» EXERCISE
Collect the lines of the entries where "sami" shows up.

» ENTRIES
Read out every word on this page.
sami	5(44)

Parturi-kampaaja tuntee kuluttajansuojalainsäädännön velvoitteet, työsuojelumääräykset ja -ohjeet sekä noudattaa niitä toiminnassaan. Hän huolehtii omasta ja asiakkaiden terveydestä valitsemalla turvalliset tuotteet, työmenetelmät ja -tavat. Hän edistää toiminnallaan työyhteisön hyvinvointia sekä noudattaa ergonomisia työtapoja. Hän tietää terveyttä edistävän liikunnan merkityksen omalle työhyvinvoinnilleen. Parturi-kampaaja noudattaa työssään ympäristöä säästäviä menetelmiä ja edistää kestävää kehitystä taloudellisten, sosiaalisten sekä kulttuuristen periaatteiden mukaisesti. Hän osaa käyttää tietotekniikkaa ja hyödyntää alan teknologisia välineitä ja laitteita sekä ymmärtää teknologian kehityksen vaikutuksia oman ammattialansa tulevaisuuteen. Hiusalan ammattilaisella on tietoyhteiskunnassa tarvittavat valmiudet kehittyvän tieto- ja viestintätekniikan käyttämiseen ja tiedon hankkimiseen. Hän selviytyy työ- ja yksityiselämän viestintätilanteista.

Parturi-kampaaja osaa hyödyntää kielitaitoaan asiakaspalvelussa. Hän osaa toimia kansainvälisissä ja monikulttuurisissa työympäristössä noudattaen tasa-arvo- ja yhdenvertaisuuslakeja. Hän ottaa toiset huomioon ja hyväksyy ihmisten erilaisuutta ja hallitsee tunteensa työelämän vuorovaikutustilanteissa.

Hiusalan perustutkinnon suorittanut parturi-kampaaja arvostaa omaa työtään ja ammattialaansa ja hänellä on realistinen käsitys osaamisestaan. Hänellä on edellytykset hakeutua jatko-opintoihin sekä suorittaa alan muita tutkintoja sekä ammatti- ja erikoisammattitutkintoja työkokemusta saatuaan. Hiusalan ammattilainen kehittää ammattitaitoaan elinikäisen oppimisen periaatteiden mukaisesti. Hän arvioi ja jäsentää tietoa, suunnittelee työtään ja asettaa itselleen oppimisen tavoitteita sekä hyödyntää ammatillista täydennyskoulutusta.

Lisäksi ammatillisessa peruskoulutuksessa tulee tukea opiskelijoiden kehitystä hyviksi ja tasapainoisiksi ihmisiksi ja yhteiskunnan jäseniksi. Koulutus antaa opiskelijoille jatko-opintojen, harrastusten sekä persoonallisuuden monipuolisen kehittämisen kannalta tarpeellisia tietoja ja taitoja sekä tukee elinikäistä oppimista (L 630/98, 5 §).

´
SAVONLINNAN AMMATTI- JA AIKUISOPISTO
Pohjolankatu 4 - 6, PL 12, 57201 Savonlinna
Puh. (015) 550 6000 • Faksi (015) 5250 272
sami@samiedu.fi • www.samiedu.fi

» ANSWER
sami	5(44)
sami@samiedu.fi • www.samiedu.fi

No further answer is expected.